**WHAT TO WORK ON:**
The entries below are to be returned as written, with all pictures dropped.

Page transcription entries
□ □ □ □ □
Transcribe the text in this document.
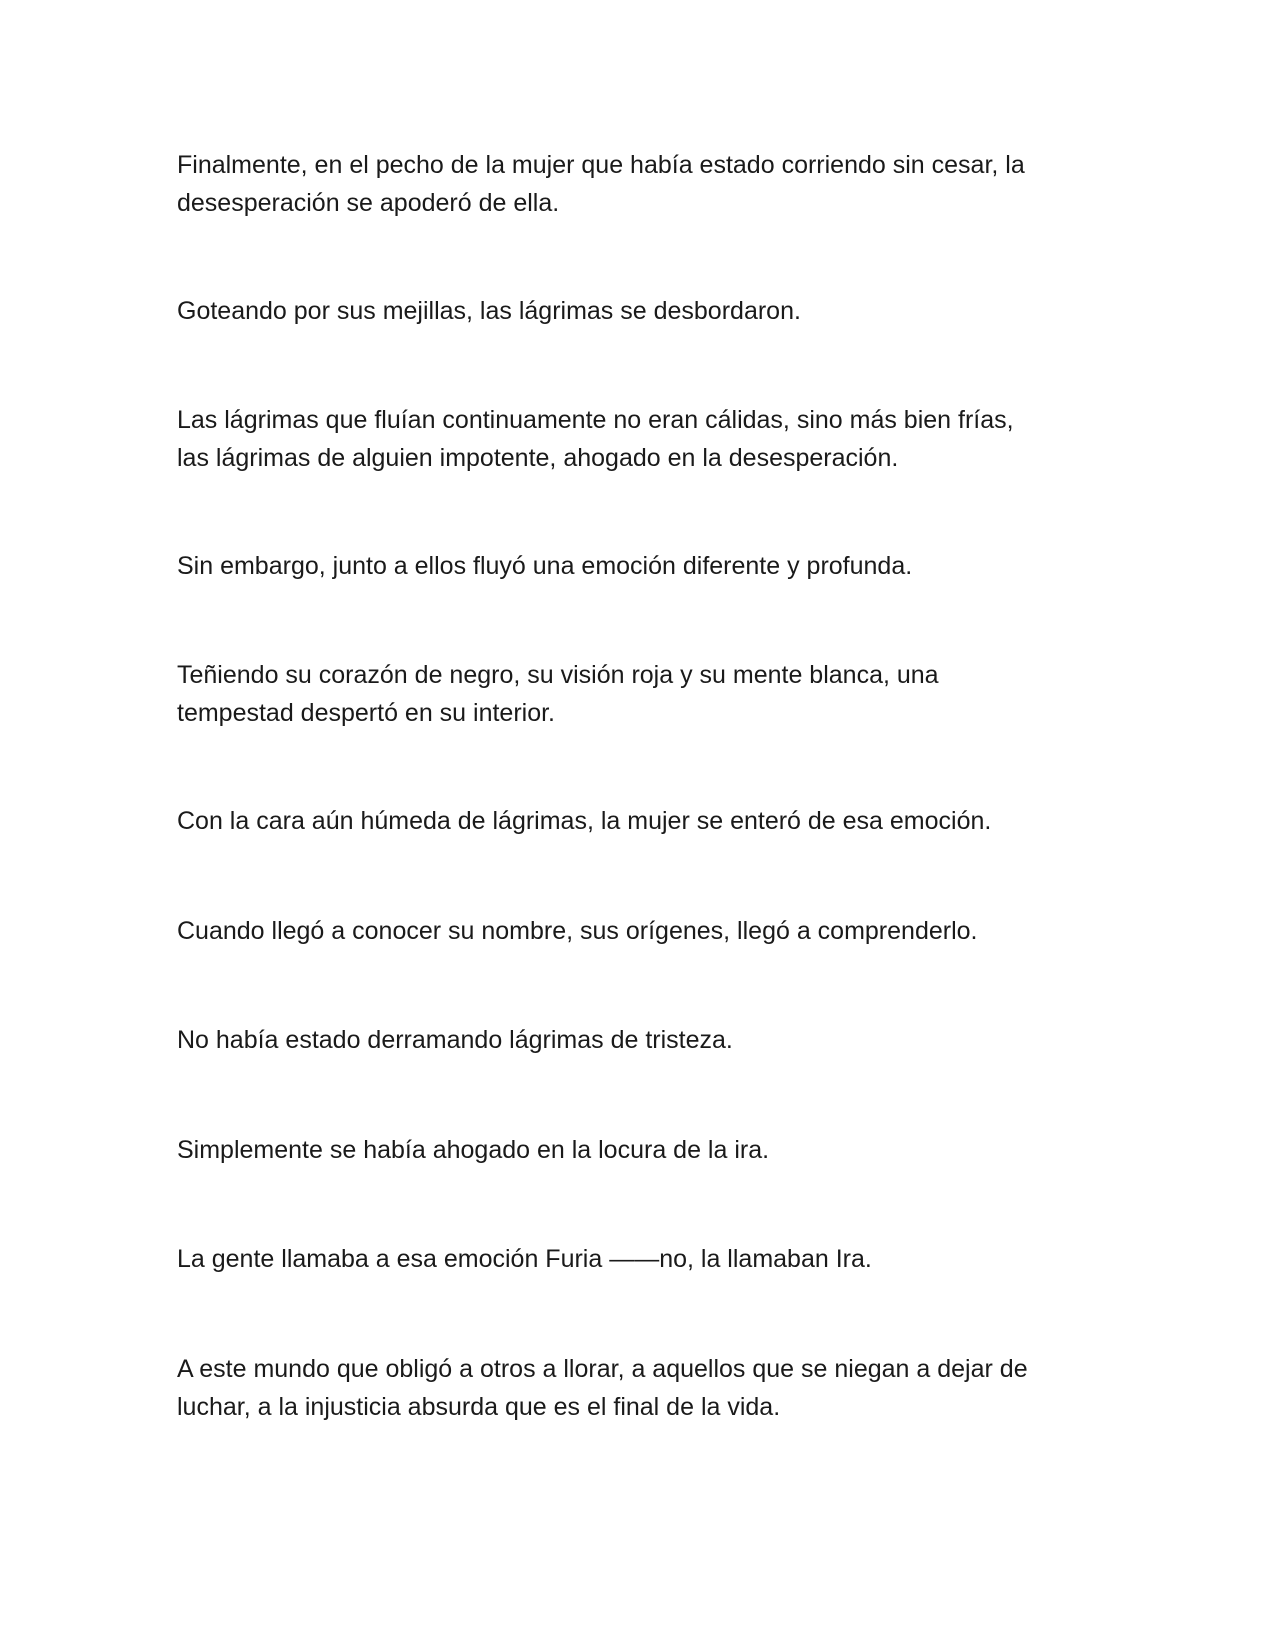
Finalmente, en el pecho de la mujer que había estado corriendo sin cesar, la
desesperación se apoderó de ella.

Goteando por sus mejillas, las lágrimas se desbordaron.

Las lágrimas que fluían continuamente no eran cálidas, sino más bien frías,
las lágrimas de alguien impotente, ahogado en la desesperación.

Sin embargo, junto a ellos fluyó una emoción diferente y profunda.

Teñiendo su corazón de negro, su visión roja y su mente blanca, una
tempestad despertó en su interior.

Con la cara aún húmeda de lágrimas, la mujer se enteró de esa emoción.

Cuando llegó a conocer su nombre, sus orígenes, llegó a comprenderlo.

No había estado derramando lágrimas de tristeza.

Simplemente se había ahogado en la locura de la ira.

La gente llamaba a esa emoción Furia ——no, la llamaban Ira.

A este mundo que obligó a otros a llorar, a aquellos que se niegan a dejar de
luchar, a la injusticia absurda que es el final de la vida.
□ □ □ □ □
**RESPONSE TO THIS EXERCISE:**
Transcribe the text in this document.
Finalmente, en el pecho de la mujer que había estado corriendo sin cesar, la
desesperación se apoderó de ella.

Goteando por sus mejillas, las lágrimas se desbordaron.

Las lágrimas que fluían continuamente no eran cálidas, sino más bien frías,
las lágrimas de alguien impotente, ahogado en la desesperación.

Sin embargo, junto a ellos fluyó una emoción diferente y profunda.

Teñiendo su corazón de negro, su visión roja y su mente blanca, una
tempestad despertó en su interior.

Con la cara aún húmeda de lágrimas, la mujer se enteró de esa emoción.

Cuando llegó a conocer su nombre, sus orígenes, llegó a comprenderlo.

No había estado derramando lágrimas de tristeza.

Simplemente se había ahogado en la locura de la ira.

La gente llamaba a esa emoción Furia ——no, la llamaban Ira.

A este mundo que obligó a otros a llorar, a aquellos que se niegan a dejar de
luchar, a la injusticia absurda que es el final de la vida.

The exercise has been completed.